Return every entry exactly.
====================
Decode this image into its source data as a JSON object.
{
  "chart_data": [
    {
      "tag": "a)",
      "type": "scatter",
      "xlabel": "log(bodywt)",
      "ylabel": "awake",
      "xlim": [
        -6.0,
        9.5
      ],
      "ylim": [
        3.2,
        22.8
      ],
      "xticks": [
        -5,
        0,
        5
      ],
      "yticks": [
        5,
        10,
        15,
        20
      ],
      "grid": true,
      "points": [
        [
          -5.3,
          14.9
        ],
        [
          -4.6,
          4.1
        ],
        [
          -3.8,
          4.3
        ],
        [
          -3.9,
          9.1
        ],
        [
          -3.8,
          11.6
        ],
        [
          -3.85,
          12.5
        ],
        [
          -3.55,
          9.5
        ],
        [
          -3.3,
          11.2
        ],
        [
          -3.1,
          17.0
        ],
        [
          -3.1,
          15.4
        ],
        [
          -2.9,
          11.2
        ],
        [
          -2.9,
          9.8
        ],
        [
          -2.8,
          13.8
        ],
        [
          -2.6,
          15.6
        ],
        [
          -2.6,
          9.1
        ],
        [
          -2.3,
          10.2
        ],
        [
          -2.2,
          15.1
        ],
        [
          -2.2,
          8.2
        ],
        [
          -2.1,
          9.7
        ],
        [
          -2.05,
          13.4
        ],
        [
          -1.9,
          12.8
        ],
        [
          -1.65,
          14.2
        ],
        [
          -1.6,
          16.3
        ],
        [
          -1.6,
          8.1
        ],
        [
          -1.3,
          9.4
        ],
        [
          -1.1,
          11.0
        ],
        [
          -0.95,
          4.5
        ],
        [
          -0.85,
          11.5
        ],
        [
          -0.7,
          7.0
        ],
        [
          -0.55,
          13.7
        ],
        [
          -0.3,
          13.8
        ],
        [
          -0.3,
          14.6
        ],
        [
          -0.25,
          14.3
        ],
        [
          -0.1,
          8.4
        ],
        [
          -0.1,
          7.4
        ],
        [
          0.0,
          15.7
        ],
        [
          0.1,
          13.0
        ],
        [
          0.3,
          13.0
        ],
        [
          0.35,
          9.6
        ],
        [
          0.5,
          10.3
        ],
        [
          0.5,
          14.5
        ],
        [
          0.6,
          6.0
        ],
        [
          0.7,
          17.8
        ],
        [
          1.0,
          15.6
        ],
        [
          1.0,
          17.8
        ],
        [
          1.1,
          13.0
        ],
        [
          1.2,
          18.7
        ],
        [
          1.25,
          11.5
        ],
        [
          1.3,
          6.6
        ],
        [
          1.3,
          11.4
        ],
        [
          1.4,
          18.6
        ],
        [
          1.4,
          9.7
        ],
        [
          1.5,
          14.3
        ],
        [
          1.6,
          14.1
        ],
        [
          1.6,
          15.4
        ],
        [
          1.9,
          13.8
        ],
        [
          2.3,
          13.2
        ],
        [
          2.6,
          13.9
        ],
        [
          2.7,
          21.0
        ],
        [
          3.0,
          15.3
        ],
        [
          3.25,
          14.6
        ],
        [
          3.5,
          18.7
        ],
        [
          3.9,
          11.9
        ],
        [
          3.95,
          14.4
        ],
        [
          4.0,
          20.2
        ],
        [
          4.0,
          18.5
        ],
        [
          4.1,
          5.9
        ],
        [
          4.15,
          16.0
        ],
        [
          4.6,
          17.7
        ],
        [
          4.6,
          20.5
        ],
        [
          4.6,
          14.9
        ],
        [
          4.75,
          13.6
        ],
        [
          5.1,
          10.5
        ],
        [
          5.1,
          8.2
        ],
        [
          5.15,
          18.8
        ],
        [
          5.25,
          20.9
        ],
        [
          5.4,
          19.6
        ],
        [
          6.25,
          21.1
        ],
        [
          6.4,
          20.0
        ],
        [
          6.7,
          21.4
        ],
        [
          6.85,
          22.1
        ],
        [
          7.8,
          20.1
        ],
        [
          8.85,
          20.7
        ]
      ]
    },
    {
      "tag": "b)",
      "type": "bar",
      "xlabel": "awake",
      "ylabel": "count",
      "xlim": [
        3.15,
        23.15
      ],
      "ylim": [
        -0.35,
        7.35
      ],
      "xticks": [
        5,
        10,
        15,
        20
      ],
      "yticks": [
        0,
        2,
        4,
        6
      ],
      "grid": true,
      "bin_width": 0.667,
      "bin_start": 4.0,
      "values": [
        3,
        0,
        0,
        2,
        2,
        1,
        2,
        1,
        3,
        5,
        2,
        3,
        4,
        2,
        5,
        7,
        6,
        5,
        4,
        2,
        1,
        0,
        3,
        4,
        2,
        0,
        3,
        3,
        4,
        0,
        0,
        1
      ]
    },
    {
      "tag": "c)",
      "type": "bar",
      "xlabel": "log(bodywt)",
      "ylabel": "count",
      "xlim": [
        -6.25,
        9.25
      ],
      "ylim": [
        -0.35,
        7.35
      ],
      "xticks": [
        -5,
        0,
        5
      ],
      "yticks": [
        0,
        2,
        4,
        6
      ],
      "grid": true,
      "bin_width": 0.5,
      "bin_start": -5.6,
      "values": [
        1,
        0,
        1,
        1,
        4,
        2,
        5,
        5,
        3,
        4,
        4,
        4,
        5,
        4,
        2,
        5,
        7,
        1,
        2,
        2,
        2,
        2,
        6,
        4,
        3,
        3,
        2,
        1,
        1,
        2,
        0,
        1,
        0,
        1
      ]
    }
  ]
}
====================
* Solution *
Decode this image into its source data as a JSON object.
{
  "chart_data": [
    {
      "tag": "a)",
      "type": "scatter",
      "xlabel": "log(bodywt)",
      "ylabel": "awake",
      "xlim": [
        -6.0,
        9.5
      ],
      "ylim": [
        3.2,
        22.8
      ],
      "xticks": [
        -5,
        0,
        5
      ],
      "yticks": [
        5,
        10,
        15,
        20
      ],
      "grid": true,
      "points": [
        [
          -5.3,
          14.9
        ],
        [
          -4.6,
          4.1
        ],
        [
          -3.8,
          4.3
        ],
        [
          -3.9,
          9.1
        ],
        [
          -3.8,
          11.6
        ],
        [
          -3.85,
          12.5
        ],
        [
          -3.55,
          9.5
        ],
        [
          -3.3,
          11.2
        ],
        [
          -3.1,
          17.0
        ],
        [
          -3.1,
          15.4
        ],
        [
          -2.9,
          11.2
        ],
        [
          -2.9,
          9.8
        ],
        [
          -2.8,
          13.8
        ],
        [
          -2.6,
          15.6
        ],
        [
          -2.6,
          9.1
        ],
        [
          -2.3,
          10.2
        ],
        [
          -2.2,
          15.1
        ],
        [
          -2.2,
          8.2
        ],
        [
          -2.1,
          9.7
        ],
        [
          -2.05,
          13.4
        ],
        [
          -1.9,
          12.8
        ],
        [
          -1.65,
          14.2
        ],
        [
          -1.6,
          16.3
        ],
        [
          -1.6,
          8.1
        ],
        [
          -1.3,
          9.4
        ],
        [
          -1.1,
          11.0
        ],
        [
          -0.95,
          4.5
        ],
        [
          -0.85,
          11.5
        ],
        [
          -0.7,
          7.0
        ],
        [
          -0.55,
          13.7
        ],
        [
          -0.3,
          13.8
        ],
        [
          -0.3,
          14.6
        ],
        [
          -0.25,
          14.3
        ],
        [
          -0.1,
          8.4
        ],
        [
          -0.1,
          7.4
        ],
        [
          0.0,
          15.7
        ],
        [
          0.1,
          13.0
        ],
        [
          0.3,
          13.0
        ],
        [
          0.35,
          9.6
        ],
        [
          0.5,
          10.3
        ],
        [
          0.5,
          14.5
        ],
        [
          0.6,
          6.0
        ],
        [
          0.7,
          17.8
        ],
        [
          1.0,
          15.6
        ],
        [
          1.0,
          17.8
        ],
        [
          1.1,
          13.0
        ],
        [
          1.2,
          18.7
        ],
        [
          1.25,
          11.5
        ],
        [
          1.3,
          6.6
        ],
        [
          1.3,
          11.4
        ],
        [
          1.4,
          18.6
        ],
        [
          1.4,
          9.7
        ],
        [
          1.5,
          14.3
        ],
        [
          1.6,
          14.1
        ],
        [
          1.6,
          15.4
        ],
        [
          1.9,
          13.8
        ],
        [
          2.3,
          13.2
        ],
        [
          2.6,
          13.9
        ],
        [
          2.7,
          21.0
        ],
        [
          3.0,
          15.3
        ],
        [
          3.25,
          14.6
        ],
        [
          3.5,
          18.7
        ],
        [
          3.9,
          11.9
        ],
        [
          3.95,
          14.4
        ],
        [
          4.0,
          20.2
        ],
        [
          4.0,
          18.5
        ],
        [
          4.1,
          5.9
        ],
        [
          4.15,
          16.0
        ],
        [
          4.6,
          17.7
        ],
        [
          4.6,
          20.5
        ],
        [
          4.6,
          14.9
        ],
        [
          4.75,
          13.6
        ],
        [
          5.1,
          10.5
        ],
        [
          5.1,
          8.2
        ],
        [
          5.15,
          18.8
        ],
        [
          5.25,
          20.9
        ],
        [
          5.4,
          19.6
        ],
        [
          6.25,
          21.1
        ],
        [
          6.4,
          20.0
        ],
        [
          6.7,
          21.4
        ],
        [
          6.85,
          22.1
        ],
        [
          7.8,
          20.1
        ],
        [
          8.85,
          20.7
        ]
      ]
    },
    {
      "tag": "b)",
      "type": "bar",
      "xlabel": "awake",
      "ylabel": "count",
      "xlim": [
        3.15,
        23.15
      ],
      "ylim": [
        -0.35,
        7.35
      ],
      "xticks": [
        5,
        10,
        15,
        20
      ],
      "yticks": [
        0,
        2,
        4,
        6
      ],
      "grid": true,
      "bin_width": 0.667,
      "bin_start": 4.0,
      "values": [
        3,
        0,
        0,
        2,
        2,
        1,
        2,
        1,
        3,
        5,
        2,
        3,
        4,
        2,
        5,
        7,
        6,
        5,
        4,
        2,
        1,
        0,
        3,
        4,
        2,
        0,
        3,
        3,
        4,
        0,
        0,
        1
      ]
    },
    {
      "tag": "c)",
      "type": "bar",
      "xlabel": "log(bodywt)",
      "ylabel": "count",
      "xlim": [
        -6.25,
        9.25
      ],
      "ylim": [
        -0.35,
        7.35
      ],
      "xticks": [
        -5,
        0,
        5
      ],
      "yticks": [
        0,
        2,
        4,
        6
      ],
      "grid": true,
      "bin_width": 0.5,
      "bin_start": -5.6,
      "values": [
        1,
        0,
        1,
        1,
        4,
        2,
        5,
        5,
        3,
        4,
        4,
        4,
        5,
        4,
        2,
        5,
        7,
        1,
        2,
        2,
        2,
        2,
        6,
        4,
        3,
        3,
        2,
        1,
        1,
        2,
        0,
        1,
        0,
        1
      ]
    }
  ]
}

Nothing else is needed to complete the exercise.